Exercise description:
Print the lines in the records exactly as they appear, from the line with "legend-marker bbox=[162, 68, 174, 80]" to the line with "x-tick-label: 20 bbox=[618, 397, 632, 412]", including both of those lines.

Dataset entries:

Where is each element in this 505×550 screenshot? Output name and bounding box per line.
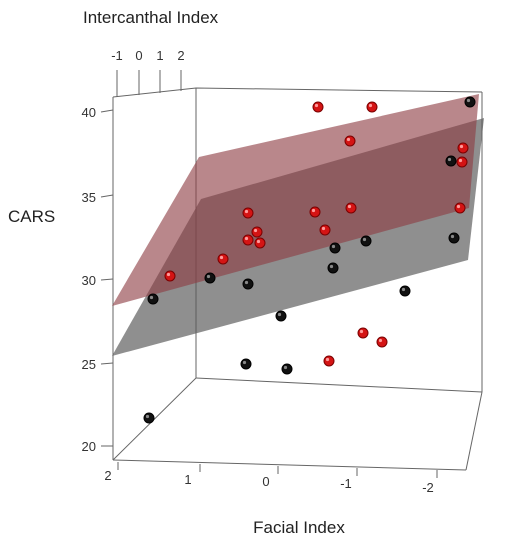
x-tick-label: 0 xyxy=(262,474,269,489)
data-point-red xyxy=(242,234,254,246)
x-tick-label: 2 xyxy=(104,468,111,483)
y-axis: 40 35 30 25 20 CARS xyxy=(8,105,114,454)
data-point-black xyxy=(143,412,155,424)
y-axis-label: CARS xyxy=(8,207,55,226)
y-tick-label: 25 xyxy=(82,357,96,372)
data-point-red xyxy=(366,101,378,113)
z-tick-label: 0 xyxy=(135,48,142,63)
data-point-highlight xyxy=(459,144,464,149)
data-point-highlight xyxy=(311,208,316,213)
data-point-highlight xyxy=(362,237,367,242)
y-tick-label: 35 xyxy=(82,190,96,205)
data-point-highlight xyxy=(283,365,288,370)
x-axis-label: Facial Index xyxy=(253,518,345,537)
data-point-black xyxy=(204,272,216,284)
data-point-red xyxy=(312,101,324,113)
data-point-highlight xyxy=(378,338,383,343)
y-tick-label: 40 xyxy=(82,105,96,120)
data-point-highlight xyxy=(253,228,258,233)
data-point-black xyxy=(327,262,339,274)
x-tick-label: -2 xyxy=(422,480,434,495)
data-point-highlight xyxy=(166,272,171,277)
data-point-highlight xyxy=(256,239,261,244)
data-point-highlight xyxy=(206,274,211,279)
data-point-red xyxy=(217,253,229,265)
x-axis: 2 1 0 -1 -2 Facial Index xyxy=(104,462,438,537)
box-back-bottom xyxy=(195,377,483,393)
box-left-bottom-diag xyxy=(112,377,197,461)
data-point-highlight xyxy=(244,280,249,285)
data-point-highlight xyxy=(447,157,452,162)
data-point-highlight xyxy=(346,137,351,142)
z-tick-label: 2 xyxy=(177,48,184,63)
data-point-red xyxy=(251,226,263,238)
data-point-highlight xyxy=(359,329,364,334)
data-point-black xyxy=(240,358,252,370)
data-point-black xyxy=(360,235,372,247)
data-point-highlight xyxy=(145,414,150,419)
data-point-red xyxy=(323,355,335,367)
data-point-black xyxy=(448,232,460,244)
y-tick-label: 30 xyxy=(82,273,96,288)
data-point-highlight xyxy=(325,357,330,362)
x-tick-label: 1 xyxy=(184,472,191,487)
z-axis-label: Intercanthal Index xyxy=(83,8,219,27)
box-front-bottom xyxy=(112,459,467,471)
data-point-red xyxy=(456,156,468,168)
data-point-black xyxy=(147,293,159,305)
data-point-red xyxy=(319,224,331,236)
data-point-red xyxy=(254,237,266,249)
data-point-highlight xyxy=(314,103,319,108)
data-point-red xyxy=(345,202,357,214)
data-point-highlight xyxy=(277,312,282,317)
z-tick-label: 1 xyxy=(156,48,163,63)
data-point-highlight xyxy=(456,204,461,209)
data-point-highlight xyxy=(368,103,373,108)
data-point-highlight xyxy=(244,236,249,241)
data-point-black xyxy=(281,363,293,375)
z-tick-label: -1 xyxy=(111,48,123,63)
data-point-red xyxy=(164,270,176,282)
data-point-red xyxy=(357,327,369,339)
data-point-red xyxy=(242,207,254,219)
data-point-highlight xyxy=(450,234,455,239)
data-point-highlight xyxy=(347,204,352,209)
data-point-black xyxy=(329,242,341,254)
data-point-highlight xyxy=(466,98,471,103)
data-point-highlight xyxy=(321,226,326,231)
z-axis: -1 0 1 2 Intercanthal Index xyxy=(83,8,219,97)
data-point-red xyxy=(376,336,388,348)
data-point-red xyxy=(309,206,321,218)
data-point-black xyxy=(464,96,476,108)
y-tick-label: 20 xyxy=(82,439,96,454)
data-point-red xyxy=(457,142,469,154)
data-point-highlight xyxy=(329,264,334,269)
data-point-red xyxy=(454,202,466,214)
box-front-right xyxy=(465,391,483,471)
box-top-edge xyxy=(112,87,483,98)
data-points xyxy=(143,96,476,424)
data-point-highlight xyxy=(331,244,336,249)
upper-regression-plane xyxy=(112,94,479,306)
data-point-black xyxy=(399,285,411,297)
data-point-red xyxy=(344,135,356,147)
data-point-highlight xyxy=(149,295,154,300)
data-point-highlight xyxy=(242,360,247,365)
data-point-black xyxy=(242,278,254,290)
data-point-black xyxy=(275,310,287,322)
data-point-highlight xyxy=(219,255,224,260)
data-point-highlight xyxy=(458,158,463,163)
data-point-highlight xyxy=(401,287,406,292)
x-tick-label: -1 xyxy=(340,476,352,491)
data-point-highlight xyxy=(244,209,249,214)
data-point-black xyxy=(445,155,457,167)
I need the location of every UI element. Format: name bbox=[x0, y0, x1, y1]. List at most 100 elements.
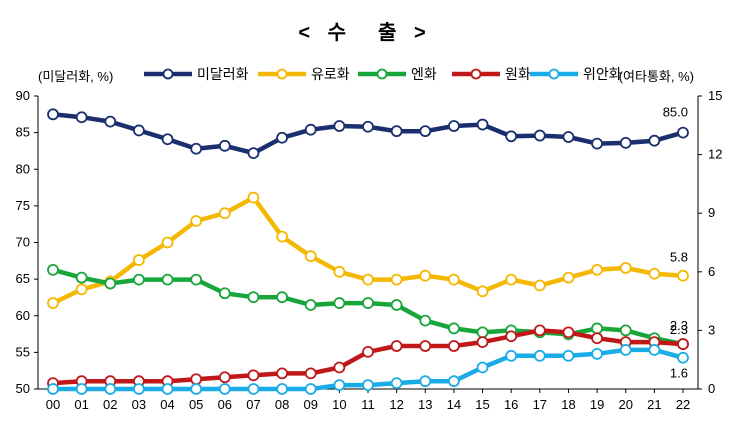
legend-marker bbox=[162, 68, 174, 80]
series-1 bbox=[47, 108, 689, 160]
data-point bbox=[362, 120, 374, 133]
x-tick-label: 14 bbox=[447, 397, 461, 412]
data-point bbox=[190, 383, 203, 395]
legend-item: 원화 bbox=[452, 66, 531, 82]
right-tick-label: 12 bbox=[708, 147, 722, 162]
end-label: 1.6 bbox=[670, 366, 688, 381]
legend-marker bbox=[470, 68, 482, 80]
x-tick-label: 20 bbox=[618, 397, 632, 412]
data-point bbox=[562, 271, 575, 284]
legend-label: 위안화 bbox=[583, 66, 622, 82]
data-point bbox=[333, 120, 346, 132]
x-tick-label: 17 bbox=[533, 397, 547, 412]
data-point bbox=[362, 345, 374, 358]
legend-item: 엔화 bbox=[358, 66, 437, 82]
data-point bbox=[448, 322, 460, 335]
data-point bbox=[419, 125, 432, 138]
data-point bbox=[362, 273, 374, 286]
data-point bbox=[390, 377, 403, 390]
right-tick-label: 0 bbox=[708, 381, 715, 396]
data-point bbox=[161, 236, 174, 249]
data-point bbox=[591, 332, 603, 345]
legend-marker bbox=[548, 68, 560, 80]
data-point bbox=[362, 297, 374, 309]
data-point bbox=[476, 361, 489, 374]
end-label: 2.3 bbox=[670, 322, 688, 337]
data-point bbox=[448, 375, 460, 388]
data-point bbox=[276, 367, 288, 380]
data-point bbox=[533, 129, 546, 142]
left-tick-label: 60 bbox=[16, 308, 30, 323]
data-point bbox=[133, 124, 145, 137]
data-point bbox=[190, 273, 203, 286]
data-point bbox=[104, 115, 117, 128]
series-line bbox=[52, 195, 684, 306]
data-point bbox=[161, 133, 174, 146]
data-point bbox=[419, 340, 432, 352]
data-point bbox=[476, 326, 489, 339]
data-point bbox=[648, 134, 661, 147]
data-point bbox=[276, 230, 288, 243]
data-point bbox=[333, 297, 346, 309]
data-point bbox=[276, 383, 288, 395]
end-label: 85.0 bbox=[663, 105, 688, 120]
data-point bbox=[591, 137, 603, 150]
data-point bbox=[47, 108, 59, 121]
left-tick-label: 75 bbox=[16, 198, 30, 213]
data-point bbox=[47, 383, 59, 395]
data-point bbox=[304, 383, 317, 395]
data-point bbox=[304, 123, 317, 136]
left-tick-label: 65 bbox=[16, 271, 30, 286]
data-point bbox=[247, 191, 260, 204]
x-tick-label: 02 bbox=[103, 397, 117, 412]
data-point bbox=[333, 379, 346, 391]
series-5 bbox=[47, 344, 689, 395]
data-point bbox=[190, 142, 203, 155]
data-point bbox=[648, 344, 661, 356]
x-tick-label: 09 bbox=[303, 397, 317, 412]
data-point bbox=[505, 330, 518, 343]
data-point bbox=[218, 287, 231, 300]
end-labels: 85.0 5.8 2.32.3 1.6 bbox=[663, 105, 688, 381]
data-point bbox=[562, 326, 575, 339]
data-point bbox=[247, 383, 260, 395]
legend-item: 위안화 bbox=[530, 66, 622, 82]
series-2 bbox=[47, 191, 689, 309]
data-point bbox=[419, 314, 432, 327]
right-tick-label: 3 bbox=[708, 322, 715, 337]
data-point bbox=[390, 299, 403, 311]
data-point bbox=[104, 383, 117, 395]
data-point bbox=[533, 324, 546, 337]
x-tick-label: 01 bbox=[74, 397, 88, 412]
x-tick-label: 15 bbox=[475, 397, 489, 412]
x-tick-label: 04 bbox=[160, 397, 174, 412]
data-point bbox=[476, 285, 489, 298]
data-point bbox=[448, 340, 460, 352]
series-line bbox=[52, 112, 684, 156]
data-point bbox=[75, 283, 88, 296]
data-point bbox=[190, 373, 203, 386]
data-point bbox=[419, 375, 432, 388]
x-tick-label: 18 bbox=[561, 397, 575, 412]
x-tick-label: 08 bbox=[275, 397, 289, 412]
left-axis-label: (미달러화, %) bbox=[38, 69, 113, 84]
data-point bbox=[133, 383, 145, 395]
data-point bbox=[190, 215, 203, 227]
right-axis-label: (여타통화, %) bbox=[619, 69, 694, 84]
data-point bbox=[390, 125, 403, 138]
data-point bbox=[304, 367, 317, 380]
data-point bbox=[505, 273, 518, 286]
data-point bbox=[533, 279, 546, 292]
data-point bbox=[333, 265, 346, 278]
data-point bbox=[448, 120, 460, 132]
data-point bbox=[161, 273, 174, 286]
data-point bbox=[304, 250, 317, 263]
data-point bbox=[677, 269, 689, 282]
data-point bbox=[104, 277, 117, 290]
end-label: 5.8 bbox=[670, 250, 688, 265]
data-point bbox=[619, 344, 632, 356]
legend-label: 원화 bbox=[505, 66, 531, 82]
x-tick-label: 13 bbox=[418, 397, 432, 412]
data-point bbox=[562, 131, 575, 143]
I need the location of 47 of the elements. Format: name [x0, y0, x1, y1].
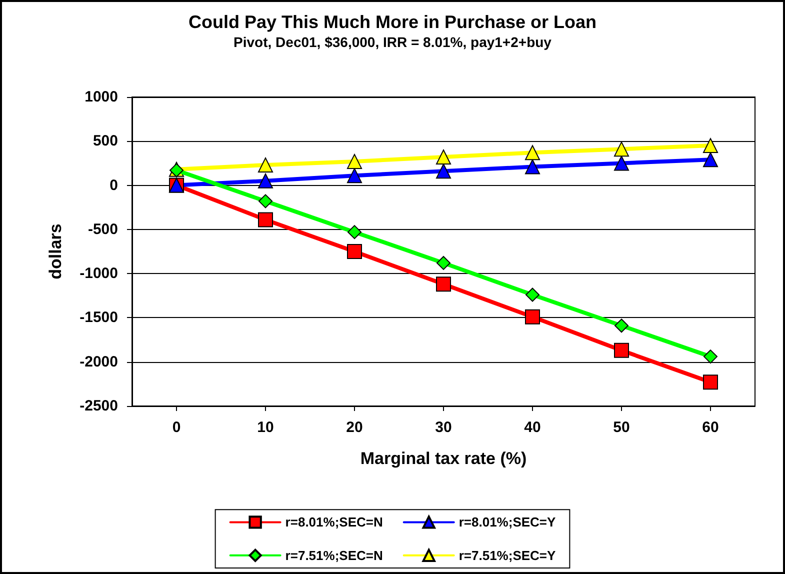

Reply to the task:
legend-marker bbox=[162, 68, 174, 80]
series-1 bbox=[47, 108, 689, 160]
data-point bbox=[362, 120, 374, 133]
x-tick-label: 14 bbox=[447, 397, 461, 412]
data-point bbox=[190, 383, 203, 395]
legend-item: 원화 bbox=[452, 66, 531, 82]
right-tick-label: 12 bbox=[708, 147, 722, 162]
end-label: 1.6 bbox=[670, 366, 688, 381]
legend-marker bbox=[470, 68, 482, 80]
x-tick-label: 20 bbox=[618, 397, 632, 412]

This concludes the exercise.